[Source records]
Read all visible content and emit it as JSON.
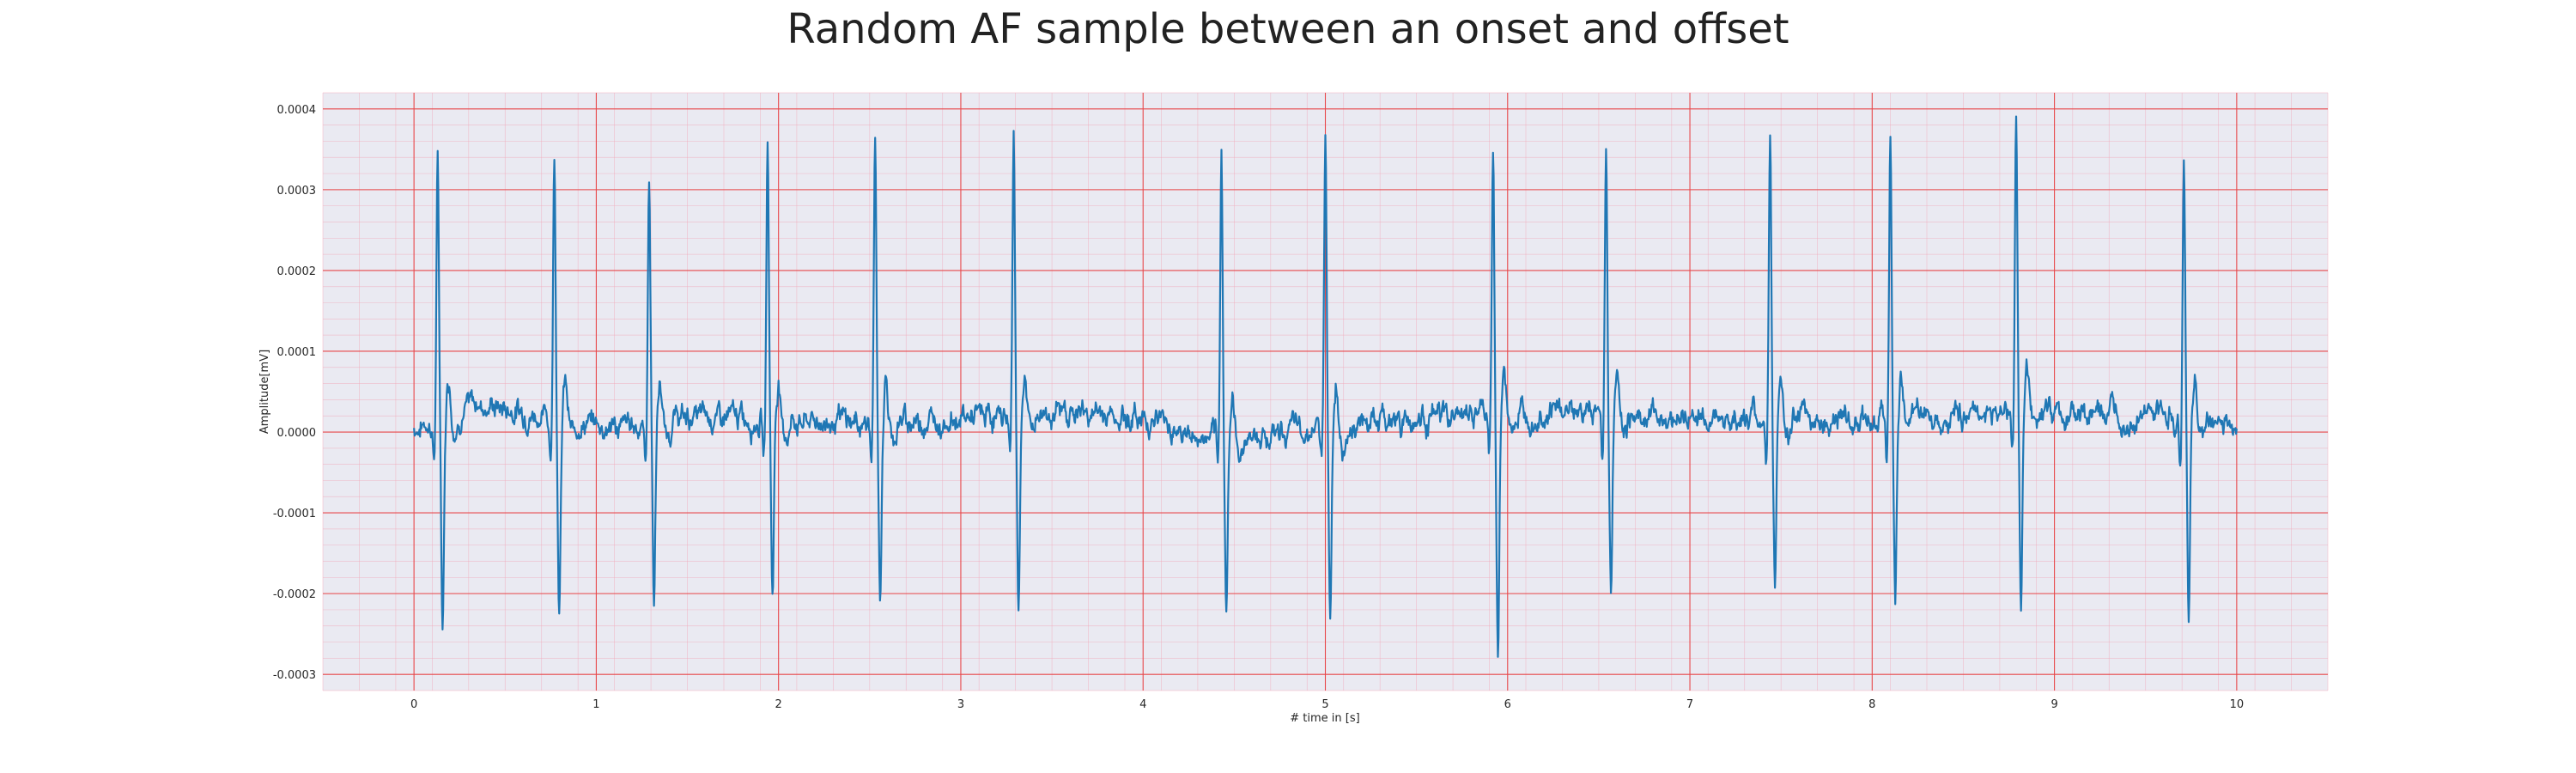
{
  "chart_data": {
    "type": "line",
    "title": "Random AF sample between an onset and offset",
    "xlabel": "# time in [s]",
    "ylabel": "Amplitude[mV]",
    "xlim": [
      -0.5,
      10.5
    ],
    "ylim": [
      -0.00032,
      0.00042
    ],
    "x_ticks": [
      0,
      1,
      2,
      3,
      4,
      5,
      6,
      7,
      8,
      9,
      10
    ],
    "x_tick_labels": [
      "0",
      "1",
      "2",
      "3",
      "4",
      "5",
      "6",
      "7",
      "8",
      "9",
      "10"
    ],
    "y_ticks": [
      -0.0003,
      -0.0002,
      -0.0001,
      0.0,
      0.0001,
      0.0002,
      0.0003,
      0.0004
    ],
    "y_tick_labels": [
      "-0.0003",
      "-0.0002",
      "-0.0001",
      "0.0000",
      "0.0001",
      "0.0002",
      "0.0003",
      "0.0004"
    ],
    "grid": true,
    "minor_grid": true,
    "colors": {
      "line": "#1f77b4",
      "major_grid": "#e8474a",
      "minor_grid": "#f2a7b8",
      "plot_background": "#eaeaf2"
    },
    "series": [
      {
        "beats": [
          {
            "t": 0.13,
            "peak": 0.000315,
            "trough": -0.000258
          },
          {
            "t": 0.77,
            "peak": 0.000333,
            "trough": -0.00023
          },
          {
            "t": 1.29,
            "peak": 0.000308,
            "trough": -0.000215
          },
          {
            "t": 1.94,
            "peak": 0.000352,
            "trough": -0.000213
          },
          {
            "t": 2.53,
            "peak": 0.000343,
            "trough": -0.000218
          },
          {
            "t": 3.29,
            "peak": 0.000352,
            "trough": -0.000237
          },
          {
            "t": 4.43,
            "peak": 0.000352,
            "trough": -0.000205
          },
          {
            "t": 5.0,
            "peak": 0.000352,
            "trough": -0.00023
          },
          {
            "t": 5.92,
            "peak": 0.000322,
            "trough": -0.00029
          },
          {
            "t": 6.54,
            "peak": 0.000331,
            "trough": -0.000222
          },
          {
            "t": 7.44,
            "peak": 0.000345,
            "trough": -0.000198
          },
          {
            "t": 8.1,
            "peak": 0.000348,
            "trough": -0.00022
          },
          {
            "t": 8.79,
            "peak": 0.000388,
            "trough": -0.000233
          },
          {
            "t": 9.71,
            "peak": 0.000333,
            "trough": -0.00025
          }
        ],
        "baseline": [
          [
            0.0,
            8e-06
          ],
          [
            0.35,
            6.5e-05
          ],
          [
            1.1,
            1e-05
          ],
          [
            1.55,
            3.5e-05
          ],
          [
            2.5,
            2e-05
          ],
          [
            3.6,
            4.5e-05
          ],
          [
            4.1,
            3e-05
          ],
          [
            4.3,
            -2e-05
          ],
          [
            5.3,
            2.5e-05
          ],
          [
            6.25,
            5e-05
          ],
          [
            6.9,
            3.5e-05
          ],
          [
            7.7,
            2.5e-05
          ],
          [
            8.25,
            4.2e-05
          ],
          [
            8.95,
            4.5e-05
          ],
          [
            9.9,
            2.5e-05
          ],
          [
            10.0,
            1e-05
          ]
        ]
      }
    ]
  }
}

▸ Goal: Copy the whole of the material above exactly, but not its images.

▸ Result for this exercise:
Read all visible content and emit it as JSON.
{
  "chart_data": {
    "type": "line",
    "title": "Random AF sample between an onset and offset",
    "xlabel": "# time in [s]",
    "ylabel": "Amplitude[mV]",
    "xlim": [
      -0.5,
      10.5
    ],
    "ylim": [
      -0.00032,
      0.00042
    ],
    "x_ticks": [
      0,
      1,
      2,
      3,
      4,
      5,
      6,
      7,
      8,
      9,
      10
    ],
    "x_tick_labels": [
      "0",
      "1",
      "2",
      "3",
      "4",
      "5",
      "6",
      "7",
      "8",
      "9",
      "10"
    ],
    "y_ticks": [
      -0.0003,
      -0.0002,
      -0.0001,
      0.0,
      0.0001,
      0.0002,
      0.0003,
      0.0004
    ],
    "y_tick_labels": [
      "-0.0003",
      "-0.0002",
      "-0.0001",
      "0.0000",
      "0.0001",
      "0.0002",
      "0.0003",
      "0.0004"
    ],
    "grid": true,
    "minor_grid": true,
    "colors": {
      "line": "#1f77b4",
      "major_grid": "#e8474a",
      "minor_grid": "#f2a7b8",
      "plot_background": "#eaeaf2"
    },
    "series": [
      {
        "beats": [
          {
            "t": 0.13,
            "peak": 0.000315,
            "trough": -0.000258
          },
          {
            "t": 0.77,
            "peak": 0.000333,
            "trough": -0.00023
          },
          {
            "t": 1.29,
            "peak": 0.000308,
            "trough": -0.000215
          },
          {
            "t": 1.94,
            "peak": 0.000352,
            "trough": -0.000213
          },
          {
            "t": 2.53,
            "peak": 0.000343,
            "trough": -0.000218
          },
          {
            "t": 3.29,
            "peak": 0.000352,
            "trough": -0.000237
          },
          {
            "t": 4.43,
            "peak": 0.000352,
            "trough": -0.000205
          },
          {
            "t": 5.0,
            "peak": 0.000352,
            "trough": -0.00023
          },
          {
            "t": 5.92,
            "peak": 0.000322,
            "trough": -0.00029
          },
          {
            "t": 6.54,
            "peak": 0.000331,
            "trough": -0.000222
          },
          {
            "t": 7.44,
            "peak": 0.000345,
            "trough": -0.000198
          },
          {
            "t": 8.1,
            "peak": 0.000348,
            "trough": -0.00022
          },
          {
            "t": 8.79,
            "peak": 0.000388,
            "trough": -0.000233
          },
          {
            "t": 9.71,
            "peak": 0.000333,
            "trough": -0.00025
          }
        ],
        "baseline": [
          [
            0.0,
            8e-06
          ],
          [
            0.35,
            6.5e-05
          ],
          [
            1.1,
            1e-05
          ],
          [
            1.55,
            3.5e-05
          ],
          [
            2.5,
            2e-05
          ],
          [
            3.6,
            4.5e-05
          ],
          [
            4.1,
            3e-05
          ],
          [
            4.3,
            -2e-05
          ],
          [
            5.3,
            2.5e-05
          ],
          [
            6.25,
            5e-05
          ],
          [
            6.9,
            3.5e-05
          ],
          [
            7.7,
            2.5e-05
          ],
          [
            8.25,
            4.2e-05
          ],
          [
            8.95,
            4.5e-05
          ],
          [
            9.9,
            2.5e-05
          ],
          [
            10.0,
            1e-05
          ]
        ]
      }
    ]
  }
}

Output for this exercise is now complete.